#### TASK
Any picture among the records should be left out, please; retype the rest exactly.

#### RECORDS PROVIDED
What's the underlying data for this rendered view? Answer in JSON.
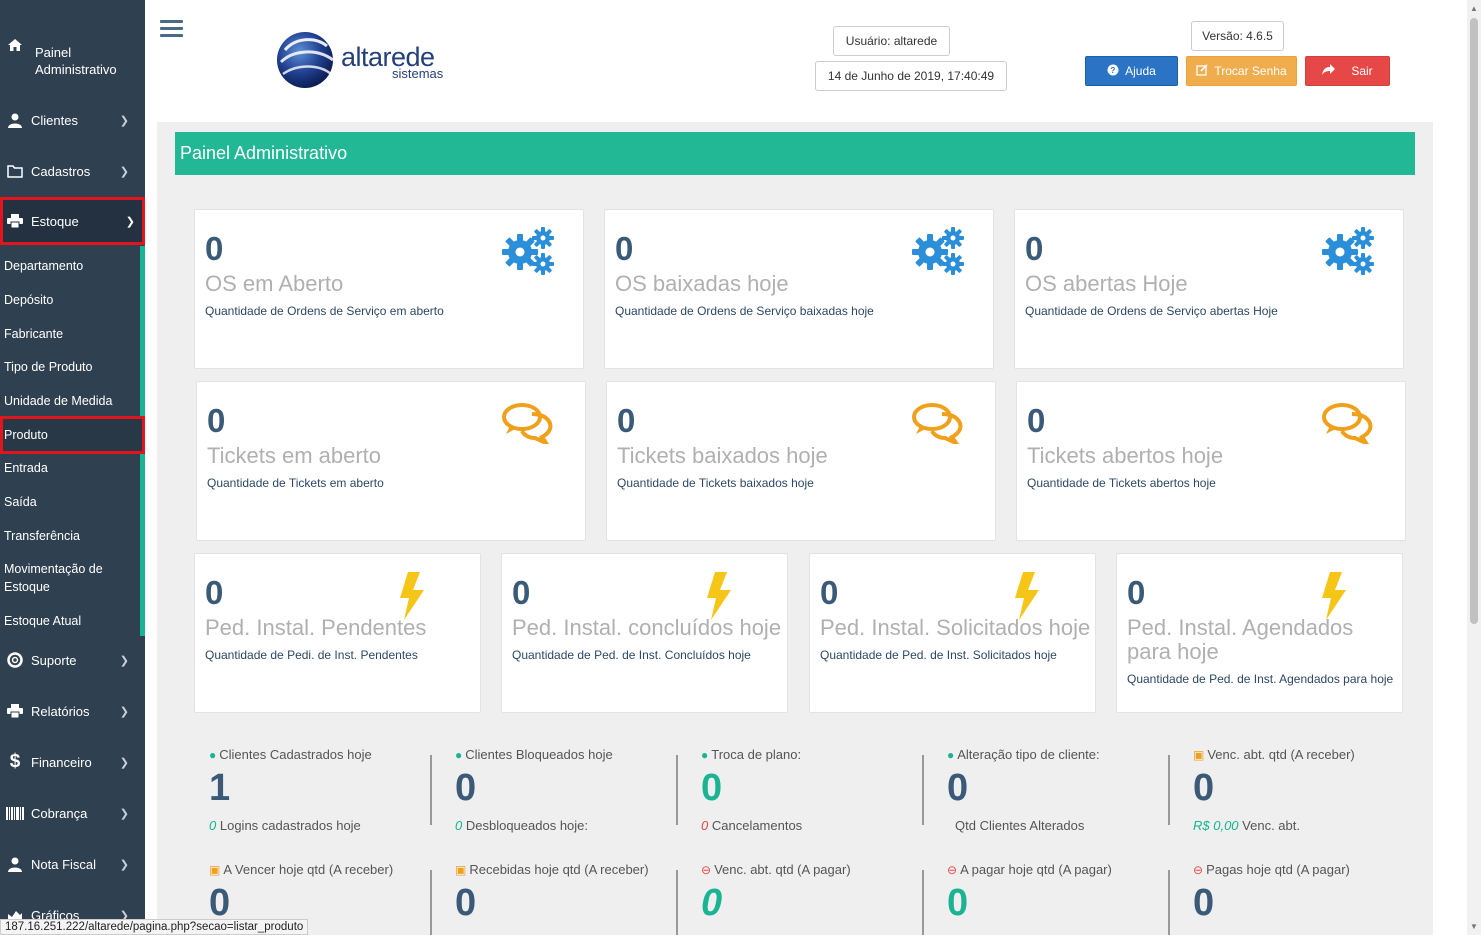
{
  "sidebar": {
    "items": [
      {
        "label": "Painel Administrativo",
        "icon": "home-icon"
      },
      {
        "label": "Clientes",
        "icon": "user-icon"
      },
      {
        "label": "Cadastros",
        "icon": "folder-icon"
      },
      {
        "label": "Estoque",
        "icon": "printer-icon"
      },
      {
        "label": "Suporte",
        "icon": "lifebuoy-icon"
      },
      {
        "label": "Relatórios",
        "icon": "printer-icon"
      },
      {
        "label": "Financeiro",
        "icon": "dollar-icon"
      },
      {
        "label": "Cobrança",
        "icon": "barcode-icon"
      },
      {
        "label": "Nota Fiscal",
        "icon": "user-icon"
      },
      {
        "label": "Gráficos",
        "icon": "chart-icon"
      }
    ],
    "stock_submenu": [
      "Departamento",
      "Depósito",
      "Fabricante",
      "Tipo de Produto",
      "Unidade de Medida",
      "Produto",
      "Entrada",
      "Saída",
      "Transferência",
      "Movimentação de Estoque",
      "Estoque Atual"
    ],
    "selected_submenu": "Produto"
  },
  "header": {
    "logo_text": "altarede",
    "logo_subtext": "sistemas",
    "user": "Usuário: altarede",
    "datetime": "14 de Junho de 2019, 17:40:49",
    "version": "Versão: 4.6.5",
    "help_label": "Ajuda",
    "change_password_label": "Trocar Senha",
    "exit_label": "Sair"
  },
  "panel_title": "Painel Administrativo",
  "os_cards": [
    {
      "count": "0",
      "title": "OS em Aberto",
      "desc": "Quantidade de Ordens de Serviço em aberto"
    },
    {
      "count": "0",
      "title": "OS baixadas hoje",
      "desc": "Quantidade de Ordens de Serviço baixadas hoje"
    },
    {
      "count": "0",
      "title": "OS abertas Hoje",
      "desc": "Quantidade de Ordens de Serviço abertas Hoje"
    }
  ],
  "ticket_cards": [
    {
      "count": "0",
      "title": "Tickets em aberto",
      "desc": "Quantidade de Tickets em aberto"
    },
    {
      "count": "0",
      "title": "Tickets baixados hoje",
      "desc": "Quantidade de Tickets baixados hoje"
    },
    {
      "count": "0",
      "title": "Tickets abertos hoje",
      "desc": "Quantidade de Tickets abertos hoje"
    }
  ],
  "install_cards": [
    {
      "count": "0",
      "title": "Ped. Instal. Pendentes",
      "desc": "Quantidade de Pedi. de Inst. Pendentes"
    },
    {
      "count": "0",
      "title": "Ped. Instal. concluídos hoje",
      "desc": "Quantidade de Ped. de Inst. Concluídos hoje"
    },
    {
      "count": "0",
      "title": "Ped. Instal. Solicitados hoje",
      "desc": "Quantidade de Ped. de Inst. Solicitados hoje"
    },
    {
      "count": "0",
      "title": "Ped. Instal. Agendados para hoje",
      "desc": "Quantidade de Ped. de Inst. Agendados para hoje"
    }
  ],
  "stats_row1": [
    {
      "head": "Clientes Cadastrados hoje",
      "value": "1",
      "foot_pre": "0",
      "foot": "Logins cadastrados hoje"
    },
    {
      "head": "Clientes Bloqueados hoje",
      "value": "0",
      "foot_pre": "0",
      "foot": "Desbloqueados hoje:"
    },
    {
      "head": "Troca de plano:",
      "value": "0",
      "foot_pre": "0",
      "foot": "Cancelamentos"
    },
    {
      "head": "Alteração tipo de cliente:",
      "value": "0",
      "foot_pre": "",
      "foot": "Qtd Clientes Alterados"
    },
    {
      "head": "Venc. abt. qtd (A receber)",
      "value": "0",
      "foot_pre": "R$ 0,00",
      "foot": "Venc. abt."
    }
  ],
  "stats_row2": [
    {
      "head": "A Vencer hoje qtd (A receber)",
      "value": "0"
    },
    {
      "head": "Recebidas hoje qtd (A receber)",
      "value": "0"
    },
    {
      "head": "Venc. abt. qtd (A pagar)",
      "value": "0"
    },
    {
      "head": "A pagar hoje qtd (A pagar)",
      "value": "0"
    },
    {
      "head": "Pagas hoje qtd (A pagar)",
      "value": "0"
    }
  ],
  "colors": {
    "sidebar": "#2f4050",
    "accent": "#22b896",
    "card_number": "#3a5a78",
    "gear": "#2a8fd8",
    "chat": "#f0a01a",
    "bolt": "#f5c518",
    "highlight": "#e2151d"
  },
  "status_bar_url": "187.16.251.222/altarede/pagina.php?secao=listar_produto"
}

#### THE RESPONSE
What's the underlying data for this rendered view? Answer in JSON.
{
  "sidebar": {
    "items": [
      {
        "label": "Painel Administrativo",
        "icon": "home-icon"
      },
      {
        "label": "Clientes",
        "icon": "user-icon"
      },
      {
        "label": "Cadastros",
        "icon": "folder-icon"
      },
      {
        "label": "Estoque",
        "icon": "printer-icon"
      },
      {
        "label": "Suporte",
        "icon": "lifebuoy-icon"
      },
      {
        "label": "Relatórios",
        "icon": "printer-icon"
      },
      {
        "label": "Financeiro",
        "icon": "dollar-icon"
      },
      {
        "label": "Cobrança",
        "icon": "barcode-icon"
      },
      {
        "label": "Nota Fiscal",
        "icon": "user-icon"
      },
      {
        "label": "Gráficos",
        "icon": "chart-icon"
      }
    ],
    "stock_submenu": [
      "Departamento",
      "Depósito",
      "Fabricante",
      "Tipo de Produto",
      "Unidade de Medida",
      "Produto",
      "Entrada",
      "Saída",
      "Transferência",
      "Movimentação de Estoque",
      "Estoque Atual"
    ],
    "selected_submenu": "Produto"
  },
  "header": {
    "logo_text": "altarede",
    "logo_subtext": "sistemas",
    "user": "Usuário: altarede",
    "datetime": "14 de Junho de 2019, 17:40:49",
    "version": "Versão: 4.6.5",
    "help_label": "Ajuda",
    "change_password_label": "Trocar Senha",
    "exit_label": "Sair"
  },
  "panel_title": "Painel Administrativo",
  "os_cards": [
    {
      "count": "0",
      "title": "OS em Aberto",
      "desc": "Quantidade de Ordens de Serviço em aberto"
    },
    {
      "count": "0",
      "title": "OS baixadas hoje",
      "desc": "Quantidade de Ordens de Serviço baixadas hoje"
    },
    {
      "count": "0",
      "title": "OS abertas Hoje",
      "desc": "Quantidade de Ordens de Serviço abertas Hoje"
    }
  ],
  "ticket_cards": [
    {
      "count": "0",
      "title": "Tickets em aberto",
      "desc": "Quantidade de Tickets em aberto"
    },
    {
      "count": "0",
      "title": "Tickets baixados hoje",
      "desc": "Quantidade de Tickets baixados hoje"
    },
    {
      "count": "0",
      "title": "Tickets abertos hoje",
      "desc": "Quantidade de Tickets abertos hoje"
    }
  ],
  "install_cards": [
    {
      "count": "0",
      "title": "Ped. Instal. Pendentes",
      "desc": "Quantidade de Pedi. de Inst. Pendentes"
    },
    {
      "count": "0",
      "title": "Ped. Instal. concluídos hoje",
      "desc": "Quantidade de Ped. de Inst. Concluídos hoje"
    },
    {
      "count": "0",
      "title": "Ped. Instal. Solicitados hoje",
      "desc": "Quantidade de Ped. de Inst. Solicitados hoje"
    },
    {
      "count": "0",
      "title": "Ped. Instal. Agendados para hoje",
      "desc": "Quantidade de Ped. de Inst. Agendados para hoje"
    }
  ],
  "stats_row1": [
    {
      "head": "Clientes Cadastrados hoje",
      "value": "1",
      "foot_pre": "0",
      "foot": "Logins cadastrados hoje"
    },
    {
      "head": "Clientes Bloqueados hoje",
      "value": "0",
      "foot_pre": "0",
      "foot": "Desbloqueados hoje:"
    },
    {
      "head": "Troca de plano:",
      "value": "0",
      "foot_pre": "0",
      "foot": "Cancelamentos"
    },
    {
      "head": "Alteração tipo de cliente:",
      "value": "0",
      "foot_pre": "",
      "foot": "Qtd Clientes Alterados"
    },
    {
      "head": "Venc. abt. qtd (A receber)",
      "value": "0",
      "foot_pre": "R$ 0,00",
      "foot": "Venc. abt."
    }
  ],
  "stats_row2": [
    {
      "head": "A Vencer hoje qtd (A receber)",
      "value": "0"
    },
    {
      "head": "Recebidas hoje qtd (A receber)",
      "value": "0"
    },
    {
      "head": "Venc. abt. qtd (A pagar)",
      "value": "0"
    },
    {
      "head": "A pagar hoje qtd (A pagar)",
      "value": "0"
    },
    {
      "head": "Pagas hoje qtd (A pagar)",
      "value": "0"
    }
  ],
  "colors": {
    "sidebar": "#2f4050",
    "accent": "#22b896",
    "card_number": "#3a5a78",
    "gear": "#2a8fd8",
    "chat": "#f0a01a",
    "bolt": "#f5c518",
    "highlight": "#e2151d"
  },
  "status_bar_url": "187.16.251.222/altarede/pagina.php?secao=listar_produto"
}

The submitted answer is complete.